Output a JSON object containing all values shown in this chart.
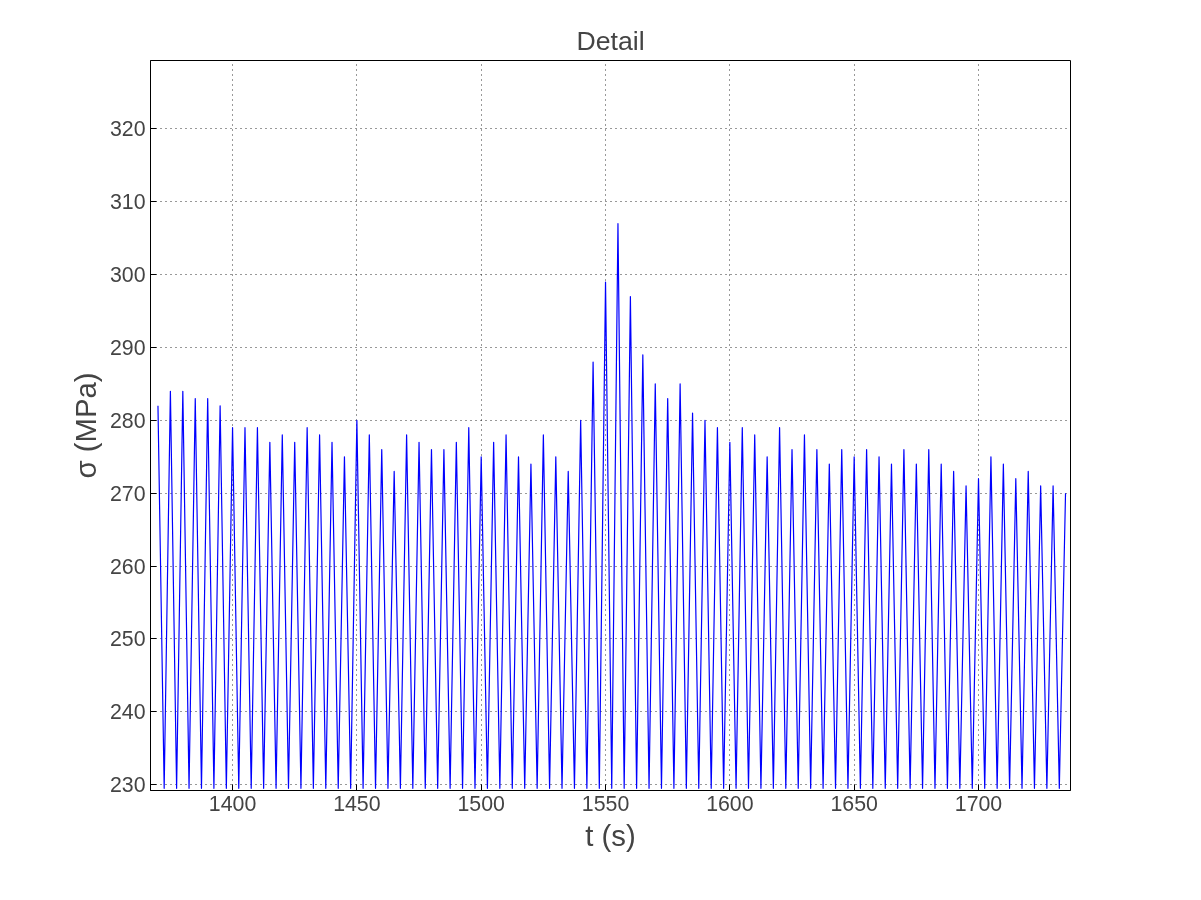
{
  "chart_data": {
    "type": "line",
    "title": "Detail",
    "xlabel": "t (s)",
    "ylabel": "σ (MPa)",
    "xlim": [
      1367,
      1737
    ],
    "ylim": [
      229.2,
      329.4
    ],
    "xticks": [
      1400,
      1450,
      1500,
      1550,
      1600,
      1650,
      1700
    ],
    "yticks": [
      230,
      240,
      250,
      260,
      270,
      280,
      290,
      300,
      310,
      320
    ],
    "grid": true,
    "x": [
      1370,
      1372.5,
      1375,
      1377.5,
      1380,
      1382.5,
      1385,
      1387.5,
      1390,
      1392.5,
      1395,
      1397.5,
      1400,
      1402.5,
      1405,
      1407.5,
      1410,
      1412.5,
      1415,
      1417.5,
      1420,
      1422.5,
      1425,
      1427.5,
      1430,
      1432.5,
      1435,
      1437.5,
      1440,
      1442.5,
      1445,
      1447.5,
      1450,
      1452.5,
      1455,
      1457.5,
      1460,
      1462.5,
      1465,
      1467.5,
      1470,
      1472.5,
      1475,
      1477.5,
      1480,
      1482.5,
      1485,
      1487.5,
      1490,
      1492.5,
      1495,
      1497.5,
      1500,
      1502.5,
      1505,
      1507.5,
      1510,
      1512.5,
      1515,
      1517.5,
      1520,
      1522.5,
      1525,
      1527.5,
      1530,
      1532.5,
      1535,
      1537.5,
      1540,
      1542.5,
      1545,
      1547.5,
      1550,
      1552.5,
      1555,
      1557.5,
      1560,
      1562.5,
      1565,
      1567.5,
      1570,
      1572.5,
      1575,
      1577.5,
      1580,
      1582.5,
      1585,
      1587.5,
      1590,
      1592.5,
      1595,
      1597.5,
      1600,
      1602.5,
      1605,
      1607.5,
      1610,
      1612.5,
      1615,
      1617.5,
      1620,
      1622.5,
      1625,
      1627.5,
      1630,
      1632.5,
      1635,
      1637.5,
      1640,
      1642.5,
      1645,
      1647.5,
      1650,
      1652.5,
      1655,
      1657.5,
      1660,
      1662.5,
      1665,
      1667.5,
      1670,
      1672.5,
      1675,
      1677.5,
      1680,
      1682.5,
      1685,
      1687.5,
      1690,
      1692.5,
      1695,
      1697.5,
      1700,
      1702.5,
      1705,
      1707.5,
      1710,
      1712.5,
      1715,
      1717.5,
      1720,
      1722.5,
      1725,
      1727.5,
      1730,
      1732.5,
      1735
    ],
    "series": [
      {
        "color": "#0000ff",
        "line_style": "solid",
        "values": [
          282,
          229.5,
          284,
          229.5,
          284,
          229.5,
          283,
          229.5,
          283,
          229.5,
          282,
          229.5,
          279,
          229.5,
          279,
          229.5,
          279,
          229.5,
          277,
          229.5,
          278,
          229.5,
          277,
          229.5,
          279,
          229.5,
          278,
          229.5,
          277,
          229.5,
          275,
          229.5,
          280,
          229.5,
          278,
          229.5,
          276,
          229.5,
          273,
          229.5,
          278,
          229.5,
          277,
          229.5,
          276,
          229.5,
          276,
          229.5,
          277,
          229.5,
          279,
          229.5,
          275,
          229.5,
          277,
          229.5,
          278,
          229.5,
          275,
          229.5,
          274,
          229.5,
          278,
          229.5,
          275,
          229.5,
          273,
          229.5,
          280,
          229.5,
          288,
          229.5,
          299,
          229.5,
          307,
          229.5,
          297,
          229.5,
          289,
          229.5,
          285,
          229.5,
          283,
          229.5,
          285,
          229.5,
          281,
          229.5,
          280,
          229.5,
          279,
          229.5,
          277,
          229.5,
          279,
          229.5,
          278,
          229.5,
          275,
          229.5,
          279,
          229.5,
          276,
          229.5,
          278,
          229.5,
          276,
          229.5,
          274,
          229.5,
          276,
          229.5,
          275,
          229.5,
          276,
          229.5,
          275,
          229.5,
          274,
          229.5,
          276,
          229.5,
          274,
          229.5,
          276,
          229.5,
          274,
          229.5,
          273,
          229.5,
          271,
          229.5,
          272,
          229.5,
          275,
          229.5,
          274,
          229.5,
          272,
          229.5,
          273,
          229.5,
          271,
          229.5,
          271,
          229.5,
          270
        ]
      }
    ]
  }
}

● Exercise requirements
Scan the records for the string "values". Copy each line in which it appears.

● The reply
Output a JSON object containing all values shown in this chart.
        "values": [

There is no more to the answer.